• [Input material]
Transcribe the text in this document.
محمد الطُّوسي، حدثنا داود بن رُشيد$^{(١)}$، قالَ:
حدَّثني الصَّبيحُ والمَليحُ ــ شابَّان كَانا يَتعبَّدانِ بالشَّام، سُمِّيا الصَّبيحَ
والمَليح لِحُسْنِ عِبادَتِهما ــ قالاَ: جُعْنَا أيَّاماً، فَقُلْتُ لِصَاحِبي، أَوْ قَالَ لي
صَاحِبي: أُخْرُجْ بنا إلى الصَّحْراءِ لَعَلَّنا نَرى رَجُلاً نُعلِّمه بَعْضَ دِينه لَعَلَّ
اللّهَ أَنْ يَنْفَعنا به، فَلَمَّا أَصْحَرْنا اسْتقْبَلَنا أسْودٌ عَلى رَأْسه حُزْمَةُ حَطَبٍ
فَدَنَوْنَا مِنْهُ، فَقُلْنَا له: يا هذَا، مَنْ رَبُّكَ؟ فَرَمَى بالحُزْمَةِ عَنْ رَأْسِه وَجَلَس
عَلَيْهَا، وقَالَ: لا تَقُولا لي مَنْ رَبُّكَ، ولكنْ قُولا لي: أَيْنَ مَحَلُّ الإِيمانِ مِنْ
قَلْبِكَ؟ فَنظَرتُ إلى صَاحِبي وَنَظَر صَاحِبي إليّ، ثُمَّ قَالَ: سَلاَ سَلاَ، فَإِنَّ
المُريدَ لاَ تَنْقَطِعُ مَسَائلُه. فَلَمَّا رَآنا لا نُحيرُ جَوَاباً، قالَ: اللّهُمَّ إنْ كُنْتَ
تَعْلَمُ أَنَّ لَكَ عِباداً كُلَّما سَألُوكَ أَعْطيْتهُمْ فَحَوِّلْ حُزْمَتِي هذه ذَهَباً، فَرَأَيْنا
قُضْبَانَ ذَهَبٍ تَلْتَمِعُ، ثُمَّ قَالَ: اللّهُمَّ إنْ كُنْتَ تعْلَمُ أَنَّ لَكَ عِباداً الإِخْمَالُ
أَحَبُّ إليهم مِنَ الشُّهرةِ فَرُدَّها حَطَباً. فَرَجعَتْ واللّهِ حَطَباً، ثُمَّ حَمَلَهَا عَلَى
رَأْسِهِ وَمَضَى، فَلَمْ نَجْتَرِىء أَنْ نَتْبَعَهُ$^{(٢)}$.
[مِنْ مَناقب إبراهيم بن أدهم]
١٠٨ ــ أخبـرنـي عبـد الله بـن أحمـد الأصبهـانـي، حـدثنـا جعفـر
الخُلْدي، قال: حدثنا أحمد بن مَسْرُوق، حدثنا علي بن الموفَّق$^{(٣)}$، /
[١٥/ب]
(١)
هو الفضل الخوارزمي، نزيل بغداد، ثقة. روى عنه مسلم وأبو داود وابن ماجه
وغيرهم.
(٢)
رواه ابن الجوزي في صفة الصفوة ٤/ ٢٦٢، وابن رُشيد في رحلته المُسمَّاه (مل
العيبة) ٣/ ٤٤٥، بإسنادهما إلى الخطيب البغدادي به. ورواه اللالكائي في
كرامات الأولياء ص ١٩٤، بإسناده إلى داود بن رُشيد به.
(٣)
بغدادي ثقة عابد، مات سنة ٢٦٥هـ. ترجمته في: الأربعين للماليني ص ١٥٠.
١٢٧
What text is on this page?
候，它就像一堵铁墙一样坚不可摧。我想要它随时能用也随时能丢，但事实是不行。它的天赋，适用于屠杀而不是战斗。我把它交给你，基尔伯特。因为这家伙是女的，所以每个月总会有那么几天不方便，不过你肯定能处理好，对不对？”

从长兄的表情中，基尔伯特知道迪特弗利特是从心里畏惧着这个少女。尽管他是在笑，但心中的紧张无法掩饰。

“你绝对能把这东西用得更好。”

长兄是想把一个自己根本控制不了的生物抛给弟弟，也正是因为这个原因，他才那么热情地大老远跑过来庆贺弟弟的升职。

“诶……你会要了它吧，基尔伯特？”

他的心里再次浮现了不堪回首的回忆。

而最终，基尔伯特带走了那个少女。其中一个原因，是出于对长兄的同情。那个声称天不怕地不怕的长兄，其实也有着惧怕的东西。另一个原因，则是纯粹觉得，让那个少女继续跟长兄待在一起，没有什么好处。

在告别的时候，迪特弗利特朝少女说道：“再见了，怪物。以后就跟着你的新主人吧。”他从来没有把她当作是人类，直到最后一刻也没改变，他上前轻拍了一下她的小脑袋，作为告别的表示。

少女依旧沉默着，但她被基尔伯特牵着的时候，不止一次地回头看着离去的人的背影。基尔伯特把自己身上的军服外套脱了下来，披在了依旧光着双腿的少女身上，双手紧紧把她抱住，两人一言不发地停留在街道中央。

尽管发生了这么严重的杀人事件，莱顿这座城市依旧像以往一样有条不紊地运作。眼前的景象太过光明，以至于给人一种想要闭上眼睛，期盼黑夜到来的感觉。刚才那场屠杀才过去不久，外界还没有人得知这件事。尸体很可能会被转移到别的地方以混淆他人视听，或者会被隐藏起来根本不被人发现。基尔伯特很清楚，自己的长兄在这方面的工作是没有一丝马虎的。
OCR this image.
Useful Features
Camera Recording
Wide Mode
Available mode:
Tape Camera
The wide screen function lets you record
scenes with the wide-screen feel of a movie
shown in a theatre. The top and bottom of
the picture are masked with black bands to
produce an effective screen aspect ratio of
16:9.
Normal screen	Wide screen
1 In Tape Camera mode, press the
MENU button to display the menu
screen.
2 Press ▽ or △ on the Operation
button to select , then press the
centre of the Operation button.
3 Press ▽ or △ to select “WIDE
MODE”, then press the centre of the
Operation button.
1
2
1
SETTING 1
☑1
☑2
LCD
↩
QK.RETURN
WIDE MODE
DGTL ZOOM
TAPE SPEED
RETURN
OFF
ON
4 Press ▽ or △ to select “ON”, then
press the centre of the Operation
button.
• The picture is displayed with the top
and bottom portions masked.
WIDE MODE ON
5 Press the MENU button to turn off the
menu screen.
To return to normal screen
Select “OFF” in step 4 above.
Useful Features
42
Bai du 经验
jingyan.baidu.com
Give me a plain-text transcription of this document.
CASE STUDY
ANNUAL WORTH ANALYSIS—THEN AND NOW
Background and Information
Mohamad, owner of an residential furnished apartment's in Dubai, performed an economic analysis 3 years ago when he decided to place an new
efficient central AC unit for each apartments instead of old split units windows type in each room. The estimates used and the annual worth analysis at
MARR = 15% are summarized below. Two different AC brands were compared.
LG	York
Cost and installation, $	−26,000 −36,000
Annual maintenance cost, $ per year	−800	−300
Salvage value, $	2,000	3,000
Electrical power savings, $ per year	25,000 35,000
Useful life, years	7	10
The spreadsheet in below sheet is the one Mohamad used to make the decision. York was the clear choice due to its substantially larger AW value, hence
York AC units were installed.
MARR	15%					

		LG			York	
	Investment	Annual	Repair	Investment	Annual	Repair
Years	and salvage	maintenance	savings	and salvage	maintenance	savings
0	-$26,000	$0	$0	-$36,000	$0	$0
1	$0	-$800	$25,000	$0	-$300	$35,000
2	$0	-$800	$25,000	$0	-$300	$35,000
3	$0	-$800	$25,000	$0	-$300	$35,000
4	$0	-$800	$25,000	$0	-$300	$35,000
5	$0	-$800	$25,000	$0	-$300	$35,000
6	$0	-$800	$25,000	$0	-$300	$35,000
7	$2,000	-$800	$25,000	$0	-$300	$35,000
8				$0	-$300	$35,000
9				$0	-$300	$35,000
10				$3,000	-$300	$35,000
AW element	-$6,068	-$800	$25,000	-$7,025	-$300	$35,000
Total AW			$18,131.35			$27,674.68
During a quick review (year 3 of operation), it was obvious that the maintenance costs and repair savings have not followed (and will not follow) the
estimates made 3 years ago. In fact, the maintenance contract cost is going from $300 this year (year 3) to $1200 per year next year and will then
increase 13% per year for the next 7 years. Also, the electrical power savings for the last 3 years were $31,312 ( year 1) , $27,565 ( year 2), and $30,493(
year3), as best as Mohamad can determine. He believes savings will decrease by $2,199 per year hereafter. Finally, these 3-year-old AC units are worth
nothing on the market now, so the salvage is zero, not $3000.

• [Your goal]
Identify each line holding the string "picture", and copy it out.

• [Answer to this exercise]
the picture are masked with black bands to
• The picture is displayed with the top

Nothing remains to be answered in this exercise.